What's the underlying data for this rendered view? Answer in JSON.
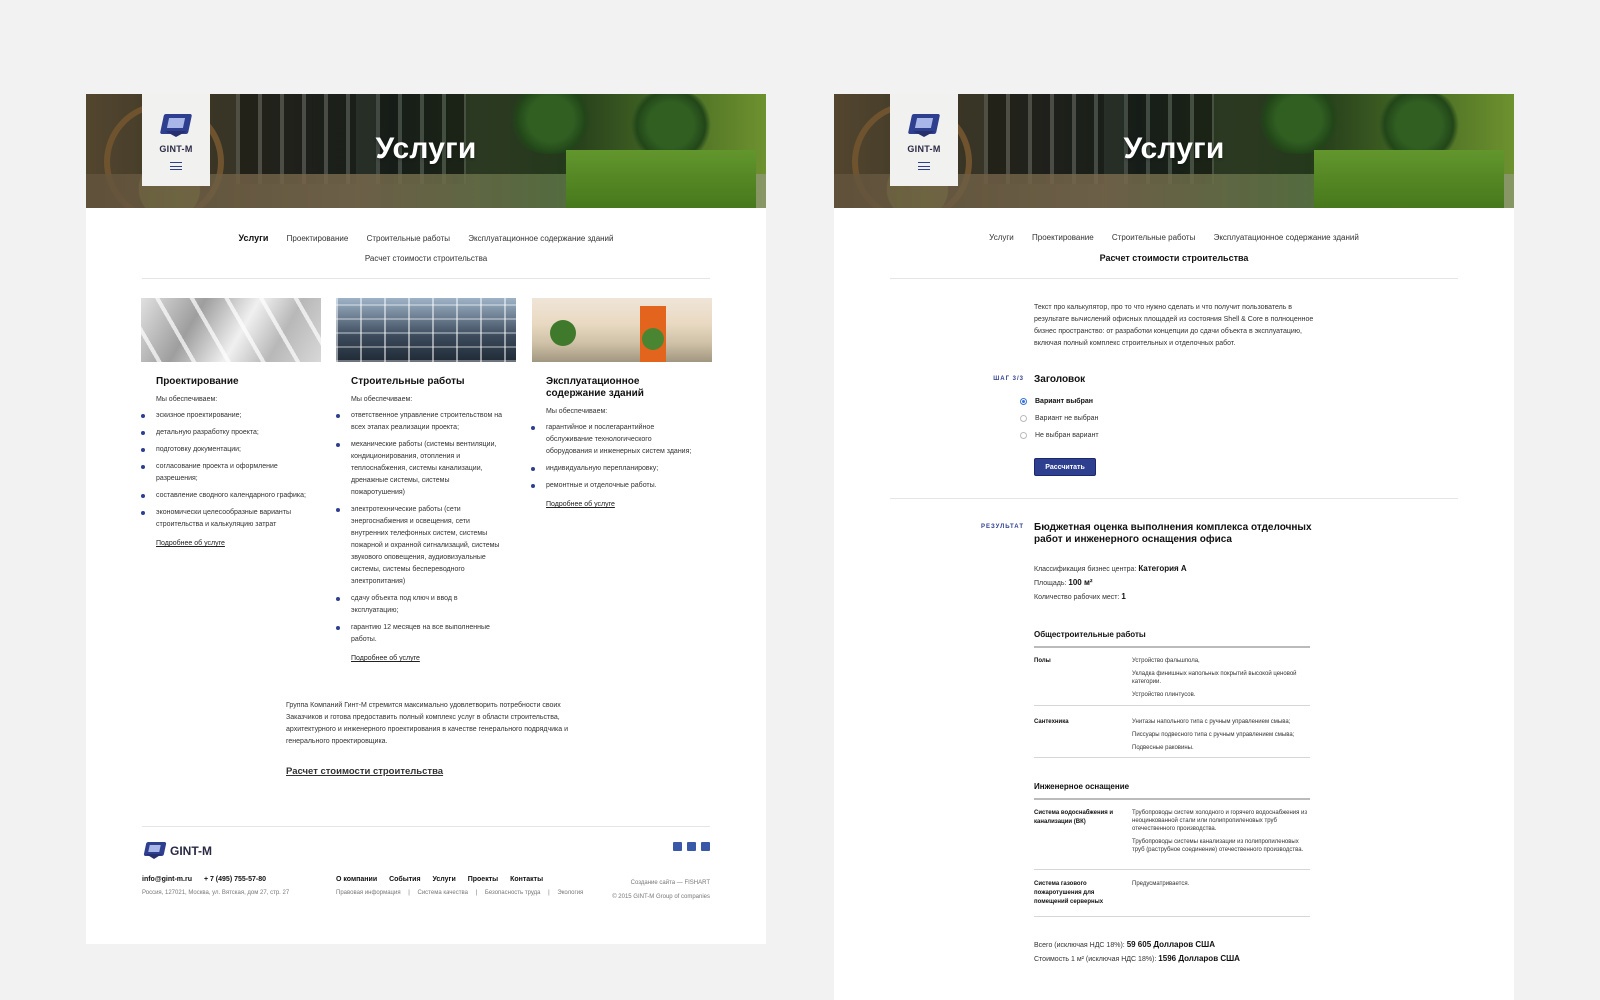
{
  "hero": {
    "title": "Услуги",
    "logo_text": "GINT-M"
  },
  "tabs": {
    "services": "Услуги",
    "design": "Проектирование",
    "construction": "Строительные работы",
    "maintenance": "Эксплуатационное содержание зданий",
    "calc": "Расчет стоимости строительства"
  },
  "services": [
    {
      "title": "Проектирование",
      "lead": "Мы обеспечиваем:",
      "items": [
        "эскизное проектирование;",
        "детальную разработку проекта;",
        "подготовку документации;",
        "согласование проекта и оформление разрешения;",
        "составление сводного календарного графика;",
        "экономически целесообразные варианты строительства и калькуляцию затрат"
      ],
      "more": "Подробнее об услуге"
    },
    {
      "title": "Строительные работы",
      "lead": "Мы обеспечиваем:",
      "items": [
        "ответственное управление строительством на всех этапах реализации проекта;",
        "механические работы (системы вентиляции, кондиционирования, отопления и теплоснабжения, системы канализации, дренажные системы, системы пожаротушения)",
        "электротехнические работы (сети энергоснабжения и освещения, сети внутренних телефонных систем, системы пожарной и охранной сигнализаций, системы звукового оповещения, аудиовизуальные системы, системы беспереводного электропитания)",
        "сдачу объекта под ключ и ввод в эксплуатацию;",
        "гарантию 12 месяцев на все выполненные работы."
      ],
      "more": "Подробнее об услуге"
    },
    {
      "title": "Эксплуатационное содержание зданий",
      "lead": "Мы обеспечиваем:",
      "items": [
        "гарантийное и послегарантийное обслуживание технологического оборудования и инженерных систем здания;",
        "индивидуальную перепланировку;",
        "ремонтные и отделочные работы."
      ],
      "more": "Подробнее об услуге"
    }
  ],
  "about": "Группа Компаний Гинт-М стремится максимально удовлетворить потребности своих Заказчиков и готова предоставить полный комплекс услуг в области строительства, архитектурного и инженерного проектирования в качестве генерального подрядчика и генерального проектировщика.",
  "calc_link": "Расчет стоимости строительства",
  "footer": {
    "logo_text": "GINT-M",
    "email": "info@gint-m.ru",
    "phone": "+ 7 (495) 755-57-80",
    "address": "Россия, 127021, Москва, ул. Вятская, дом 27, стр. 27",
    "nav": [
      "О компании",
      "События",
      "Услуги",
      "Проекты",
      "Контакты"
    ],
    "subnav": [
      "Правовая информация",
      "|",
      "Система качества",
      "|",
      "Безопасность труда",
      "|",
      "Экология"
    ],
    "credit": "Создание сайта — FISHART",
    "copyright": "© 2015 GINT-M Group of companies"
  },
  "calc": {
    "intro": "Текст про калькулятор, про то что нужно сделать и что получит пользователь в результате вычислений офисных площадей из состояния Shell & Core в полноценное бизнес пространство: от разработки концепции до сдачи объекта в эксплуатацию, включая полный комплекс строительных и отделочных работ.",
    "step_tag": "ШАГ 3/3",
    "step_title": "Заголовок",
    "options": [
      "Вариант выбран",
      "Вариант не выбран",
      "Не выбран вариант"
    ],
    "button": "Рассчитать",
    "result_tag": "РЕЗУЛЬТАТ",
    "result_title": "Бюджетная оценка выполнения комплекса отделочных работ и инженерного оснащения офиса",
    "class_label": "Классификация бизнес центра:",
    "class_value": "Категория А",
    "area_label": "Площадь:",
    "area_value": "100 м²",
    "seats_label": "Количество рабочих мест:",
    "seats_value": "1",
    "sections": [
      {
        "title": "Общестроительные работы",
        "rows": [
          {
            "key": "Полы",
            "values": [
              "Устройство фальшпола,",
              "Укладка финишных напольных покрытий высокой ценовой категории.",
              "Устройство плинтусов."
            ]
          },
          {
            "key": "Сантехника",
            "values": [
              "Унитазы напольного типа с ручным управлением смыва;",
              "Писсуары подвесного типа с ручным управлением смыва;",
              "Подвесные раковины."
            ]
          }
        ]
      },
      {
        "title": "Инженерное оснащение",
        "rows": [
          {
            "key": "Система водоснабжения и канализации (ВК)",
            "values": [
              "Трубопроводы систем холодного и горячего водоснабжения из неоцинкованной стали или полипропиленовых труб отечественного производства.",
              "Трубопроводы системы канализации из полипропиленовых труб (раструбное соединение) отечественного производства."
            ]
          },
          {
            "key": "Система газового пожаротушения для помещений серверных",
            "values": [
              "Предусматривается."
            ]
          }
        ]
      }
    ],
    "total_label": "Всего (исключая НДС 18%):",
    "total_value": "59 605 Долларов США",
    "unit_label": "Стоимость 1 м² (исключая НДС 18%):",
    "unit_value": "1596 Долларов США"
  }
}
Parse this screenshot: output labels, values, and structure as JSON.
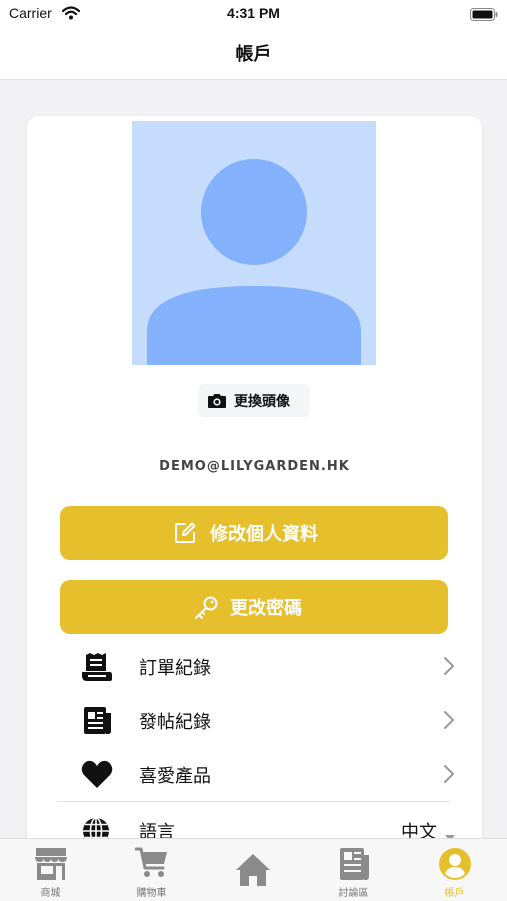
{
  "status_bar": {
    "carrier": "Carrier",
    "time": "4:31 PM"
  },
  "nav": {
    "title": "帳戶"
  },
  "profile": {
    "change_avatar_label": "更換頭像",
    "email": "DEMO@LILYGARDEN.HK"
  },
  "buttons": {
    "edit_profile": "修改個人資料",
    "change_password": "更改密碼"
  },
  "menu": {
    "orders": "訂單紀錄",
    "posts": "發帖紀錄",
    "favorites": "喜愛產品",
    "language": "語言",
    "language_value": "中文"
  },
  "tabs": [
    {
      "label": "商城",
      "icon": "store-icon"
    },
    {
      "label": "購物車",
      "icon": "cart-icon"
    },
    {
      "label": "",
      "icon": "home-icon"
    },
    {
      "label": "討論區",
      "icon": "newspaper-icon"
    },
    {
      "label": "帳戶",
      "icon": "user-circle-icon",
      "active": true
    }
  ],
  "colors": {
    "accent": "#e6bf2c",
    "avatar_bg": "#c6dcfd",
    "avatar_fg": "#83b1fb",
    "tab_inactive": "#8a8a8a"
  }
}
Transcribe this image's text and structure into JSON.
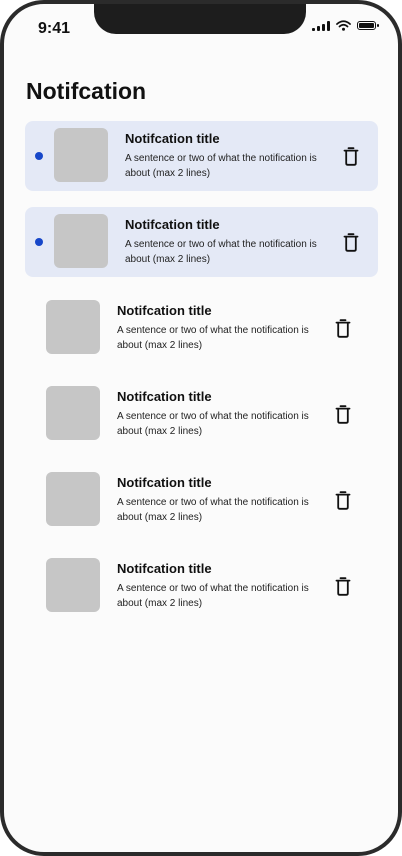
{
  "status_bar": {
    "time": "9:41"
  },
  "header": {
    "title": "Notifcation"
  },
  "notifications": [
    {
      "title": "Notifcation title",
      "body": "A sentence or two of what the notification is about (max 2 lines)",
      "unread": true
    },
    {
      "title": "Notifcation title",
      "body": "A sentence or two of what the notification is about (max 2 lines)",
      "unread": true
    },
    {
      "title": "Notifcation title",
      "body": "A sentence or two of what the notification is about (max 2 lines)",
      "unread": false
    },
    {
      "title": "Notifcation title",
      "body": "A sentence or two of what the notification is about (max 2 lines)",
      "unread": false
    },
    {
      "title": "Notifcation title",
      "body": "A sentence or two of what the notification is about (max 2 lines)",
      "unread": false
    },
    {
      "title": "Notifcation title",
      "body": "A sentence or two of what the notification is about (max 2 lines)",
      "unread": false
    }
  ],
  "icons": {
    "unread": "unread-dot-icon",
    "delete": "trash-icon",
    "thumbnail": "thumbnail-placeholder"
  },
  "colors": {
    "unread_background": "#e4e9f6",
    "unread_dot": "#1747c9",
    "thumbnail": "#c6c6c6"
  }
}
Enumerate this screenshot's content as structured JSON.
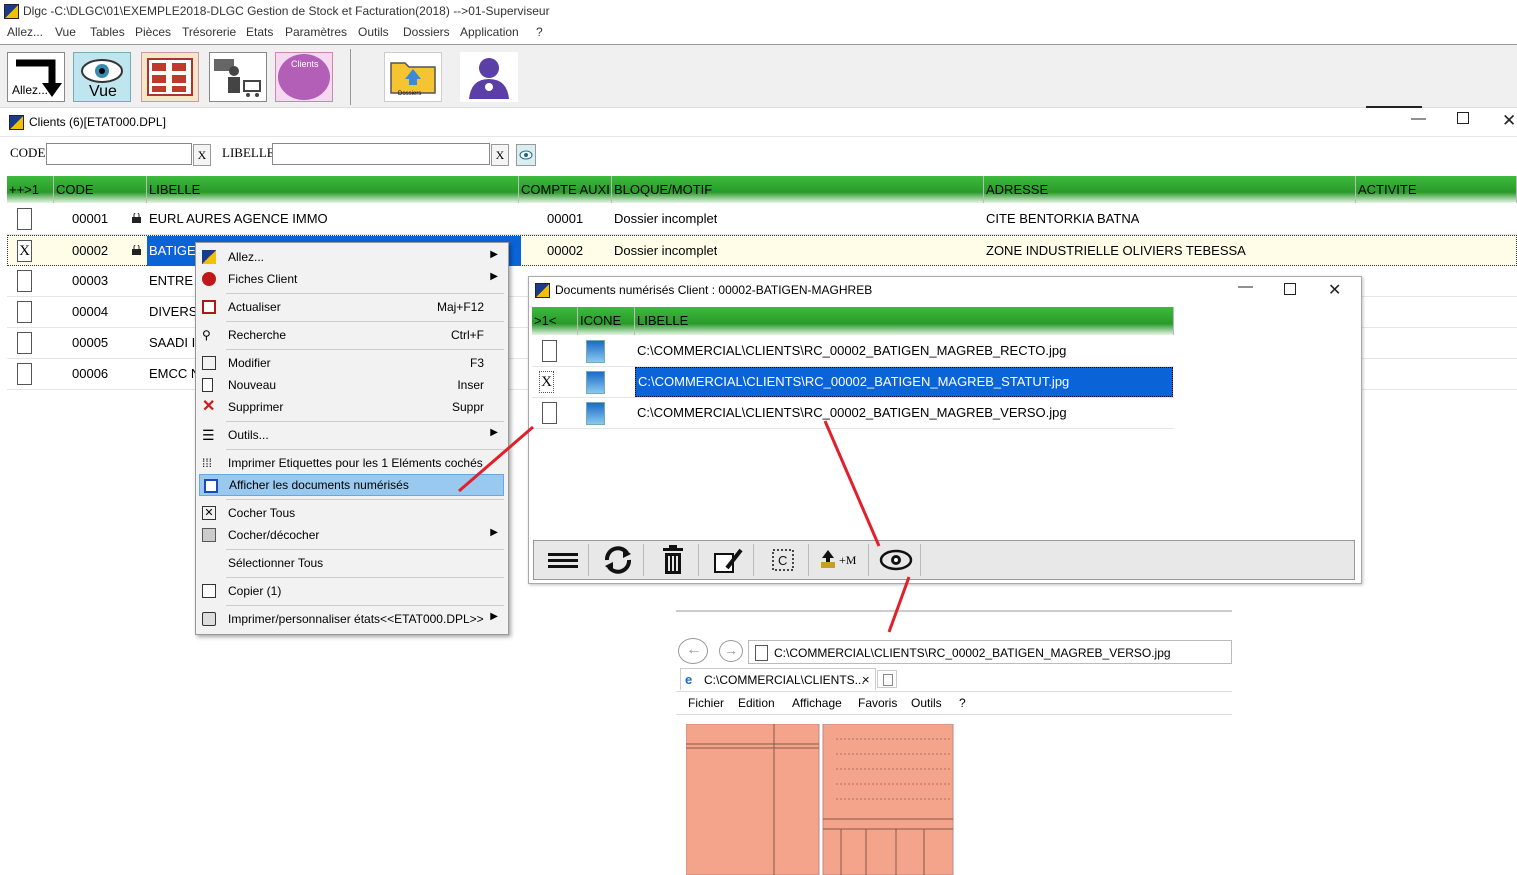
{
  "app": {
    "title": "Dlgc -C:\\DLGC\\01\\EXEMPLE2018-DLGC Gestion de Stock et Facturation(2018) -->01-Superviseur",
    "menu": [
      "Allez...",
      "Vue",
      "Tables",
      "Pièces",
      "Trésorerie",
      "Etats",
      "Paramètres",
      "Outils",
      "Dossiers",
      "Application",
      "?"
    ]
  },
  "toolbar": {
    "allez_label": "Allez...",
    "vue_label": "Vue",
    "clients_label": "Clients",
    "dossiers_label": "Dossiers"
  },
  "clients_window": {
    "title": "Clients (6)[ETAT000.DPL]",
    "filter": {
      "code_label": "CODE:",
      "libelle_label": "LIBELLE:",
      "clear": "X"
    },
    "columns": [
      "++>1",
      "CODE",
      "LIBELLE",
      "COMPTE AUXI",
      "BLOQUE/MOTIF",
      "ADRESSE",
      "ACTIVITE"
    ],
    "rows": [
      {
        "checked": "",
        "code": "00001",
        "libelle": "EURL AURES AGENCE IMMO",
        "compte": "00001",
        "motif": "Dossier incomplet",
        "adresse": "CITE BENTORKIA BATNA"
      },
      {
        "checked": "X",
        "code": "00002",
        "libelle": "BATIGE",
        "compte": "00002",
        "motif": "Dossier incomplet",
        "adresse": "ZONE INDUSTRIELLE OLIVIERS TEBESSA"
      },
      {
        "checked": "",
        "code": "00003",
        "libelle": "ENTRE"
      },
      {
        "checked": "",
        "code": "00004",
        "libelle": "DIVERS"
      },
      {
        "checked": "",
        "code": "00005",
        "libelle": "SAADI I"
      },
      {
        "checked": "",
        "code": "00006",
        "libelle": "EMCC N"
      }
    ]
  },
  "context_menu": {
    "items": [
      {
        "label": "Allez...",
        "shortcut": "",
        "submenu": true
      },
      {
        "label": "Fiches Client",
        "shortcut": "",
        "submenu": true
      },
      {
        "label": "Actualiser",
        "shortcut": "Maj+F12"
      },
      {
        "label": "Recherche",
        "shortcut": "Ctrl+F"
      },
      {
        "label": "Modifier",
        "shortcut": "F3"
      },
      {
        "label": "Nouveau",
        "shortcut": "Inser"
      },
      {
        "label": "Supprimer",
        "shortcut": "Suppr"
      },
      {
        "label": "Outils...",
        "shortcut": "",
        "submenu": true
      },
      {
        "label": "Imprimer Etiquettes pour les 1 Eléments cochés",
        "shortcut": ""
      },
      {
        "label": "Afficher les documents numérisés",
        "shortcut": "",
        "highlighted": true
      },
      {
        "label": "Cocher Tous",
        "shortcut": ""
      },
      {
        "label": "Cocher/décocher",
        "shortcut": "",
        "submenu": true
      },
      {
        "label": "Sélectionner Tous",
        "shortcut": ""
      },
      {
        "label": "Copier (1)",
        "shortcut": ""
      },
      {
        "label": "Imprimer/personnaliser états<<ETAT000.DPL>>",
        "shortcut": "",
        "submenu": true
      }
    ]
  },
  "docs_window": {
    "title": "Documents numérisés Client : 00002-BATIGEN-MAGHREB",
    "columns": [
      ">1<",
      "ICONE",
      "LIBELLE"
    ],
    "rows": [
      {
        "checked": "",
        "libelle": "C:\\COMMERCIAL\\CLIENTS\\RC_00002_BATIGEN_MAGREB_RECTO.jpg"
      },
      {
        "checked": "X",
        "libelle": "C:\\COMMERCIAL\\CLIENTS\\RC_00002_BATIGEN_MAGREB_STATUT.jpg"
      },
      {
        "checked": "",
        "libelle": "C:\\COMMERCIAL\\CLIENTS\\RC_00002_BATIGEN_MAGREB_VERSO.jpg"
      }
    ],
    "refresh_label": "+M"
  },
  "browser": {
    "address": "C:\\COMMERCIAL\\CLIENTS\\RC_00002_BATIGEN_MAGREB_VERSO.jpg",
    "tab_title": "C:\\COMMERCIAL\\CLIENTS...",
    "tab_close": "×",
    "menu": [
      "Fichier",
      "Edition",
      "Affichage",
      "Favoris",
      "Outils",
      "?"
    ]
  },
  "colors": {
    "header_green": "#2a9a2a",
    "selection_blue": "#0a64d8",
    "menu_highlight": "#99c9ef",
    "annotation_red": "#e0202a",
    "document_salmon": "#f3a48a"
  }
}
------------------------------------------------
» **Problem requirements**
Out of the preceding entries, pull every line containing the string "screenshot".

» **Correct response**
Parse this screenshot: output labels, values, and structure as JSON.
Enumerate this screenshot's content as structured JSON.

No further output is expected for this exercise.